** PASSAGE FOR REVIEW follows **

The final count is the number of pages per 100 views.I generated a dataframe for each feature separately, and finally made all features into a dataframe for the final training model by left linking.

# put all the features dataframe into a list
features_list = []
features_list.append(user_reg_days)
features_list.append(user_session_time_stat)
features_list.append(user_session_songs_avg)
features_list.append(user_session_count)
features_list.append(user_gender)
features_list.append(user_recent_level)
features_list.append(user_page_view_freq)
features_list.append(user_artist_count)
features_list.append(user_churn)

Modeling

First, I confirmed the skew of data distribution.Data skew affects not only our metrics, but also our results, as we’ll see later.

Then I saved the data. In the process of my many times of training, I thought that after restarting the kernel and re-reading the data, the speed of training would be significantly faster.

Before spark training the model, it was necessary to put all the features into vectors. When putting data into vectors, I found that many of my features were string types, so I have to convert them to float.

Although it does not affect the tree model, standardization is important for linear models. I decided to standardize the data.

I use linear model and tree model for training, including logistic model, decision tree and GBT. I select the model with the best performance, divide the test set using 3-fold cross validation and grid search to determine the model parameters for the training set. Finally I use the validation set to evaluate the model performance.

** End of PASSAGE FOR REVIEW **
** INFORMATION SUPPLIED follows **

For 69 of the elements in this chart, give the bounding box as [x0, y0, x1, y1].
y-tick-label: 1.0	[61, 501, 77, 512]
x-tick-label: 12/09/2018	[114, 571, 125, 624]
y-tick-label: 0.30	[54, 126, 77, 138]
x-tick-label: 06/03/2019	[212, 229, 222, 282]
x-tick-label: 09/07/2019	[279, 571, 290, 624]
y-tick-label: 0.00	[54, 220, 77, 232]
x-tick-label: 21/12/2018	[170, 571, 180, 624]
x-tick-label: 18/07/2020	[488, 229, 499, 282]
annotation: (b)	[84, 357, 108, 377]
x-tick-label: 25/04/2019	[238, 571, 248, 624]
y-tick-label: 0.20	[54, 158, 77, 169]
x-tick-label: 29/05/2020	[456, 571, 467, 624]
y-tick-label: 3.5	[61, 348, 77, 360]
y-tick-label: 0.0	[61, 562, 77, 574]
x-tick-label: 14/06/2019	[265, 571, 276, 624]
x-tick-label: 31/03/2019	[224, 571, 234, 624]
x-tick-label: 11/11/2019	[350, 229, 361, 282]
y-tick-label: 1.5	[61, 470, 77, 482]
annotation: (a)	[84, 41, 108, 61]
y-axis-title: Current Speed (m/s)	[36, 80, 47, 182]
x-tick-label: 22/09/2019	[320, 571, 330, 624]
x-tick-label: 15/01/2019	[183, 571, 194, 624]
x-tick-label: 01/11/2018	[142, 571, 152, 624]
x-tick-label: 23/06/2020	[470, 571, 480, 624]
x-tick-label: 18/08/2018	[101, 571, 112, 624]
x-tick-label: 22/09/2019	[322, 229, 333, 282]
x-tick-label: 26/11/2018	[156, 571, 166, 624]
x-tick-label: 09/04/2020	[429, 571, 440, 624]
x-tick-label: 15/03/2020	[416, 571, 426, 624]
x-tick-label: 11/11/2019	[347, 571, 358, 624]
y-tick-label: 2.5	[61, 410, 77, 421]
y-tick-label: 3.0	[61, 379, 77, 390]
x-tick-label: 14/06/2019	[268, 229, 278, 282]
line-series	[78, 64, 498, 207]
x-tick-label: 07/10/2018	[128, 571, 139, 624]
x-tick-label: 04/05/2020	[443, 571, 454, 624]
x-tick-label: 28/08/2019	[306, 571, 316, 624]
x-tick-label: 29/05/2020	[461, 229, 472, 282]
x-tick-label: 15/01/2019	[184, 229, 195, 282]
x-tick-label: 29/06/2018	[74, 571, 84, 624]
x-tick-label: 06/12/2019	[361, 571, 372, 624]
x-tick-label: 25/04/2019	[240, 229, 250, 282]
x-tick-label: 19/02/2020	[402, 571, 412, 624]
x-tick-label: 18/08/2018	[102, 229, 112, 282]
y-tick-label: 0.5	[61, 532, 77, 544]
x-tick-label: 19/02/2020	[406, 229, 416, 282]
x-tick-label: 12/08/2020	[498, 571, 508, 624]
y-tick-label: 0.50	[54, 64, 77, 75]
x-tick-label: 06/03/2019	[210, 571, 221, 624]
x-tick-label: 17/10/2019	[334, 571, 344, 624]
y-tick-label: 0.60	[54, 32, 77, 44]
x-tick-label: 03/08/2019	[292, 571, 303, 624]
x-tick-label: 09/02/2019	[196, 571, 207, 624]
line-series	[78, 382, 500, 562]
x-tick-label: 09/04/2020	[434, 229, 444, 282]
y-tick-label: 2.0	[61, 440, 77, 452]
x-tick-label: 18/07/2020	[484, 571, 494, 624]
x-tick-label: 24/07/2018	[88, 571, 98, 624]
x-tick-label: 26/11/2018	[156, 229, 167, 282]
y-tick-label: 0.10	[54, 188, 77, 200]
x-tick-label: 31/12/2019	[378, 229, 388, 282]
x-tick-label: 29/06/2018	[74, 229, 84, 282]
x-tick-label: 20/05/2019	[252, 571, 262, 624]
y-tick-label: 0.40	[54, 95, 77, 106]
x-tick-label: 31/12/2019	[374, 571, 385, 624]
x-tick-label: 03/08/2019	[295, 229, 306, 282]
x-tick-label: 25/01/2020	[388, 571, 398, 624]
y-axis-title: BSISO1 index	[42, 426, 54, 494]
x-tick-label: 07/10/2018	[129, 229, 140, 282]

** End of INFORMATION SUPPLIED **

=== EXERCISE REQUIREMENTS ===
Reproduce the full text on building feature dataframes and training the models, word for word.

=== SOLVED PROBLEM ===
The final count is the number of pages per 100 views.I generated a dataframe for each feature separately, and finally made all features into a dataframe for the final training model by left linking.

# put all the features dataframe into a list
features_list = []
features_list.append(user_reg_days)
features_list.append(user_session_time_stat)
features_list.append(user_session_songs_avg)
features_list.append(user_session_count)
features_list.append(user_gender)
features_list.append(user_recent_level)
features_list.append(user_page_view_freq)
features_list.append(user_artist_count)
features_list.append(user_churn)

Modeling

First, I confirmed the skew of data distribution.Data skew affects not only our metrics, but also our results, as we’ll see later.

Then I saved the data. In the process of my many times of training, I thought that after restarting the kernel and re-reading the data, the speed of training would be significantly faster.

Before spark training the model, it was necessary to put all the features into vectors. When putting data into vectors, I found that many of my features were string types, so I have to convert them to float.

Although it does not affect the tree model, standardization is important for linear models. I decided to standardize the data.

I use linear model and tree model for training, including logistic model, decision tree and GBT. I select the model with the best performance, divide the test set using 3-fold cross validation and grid search to determine the model parameters for the training set. Finally I use the validation set to evaluate the model performance.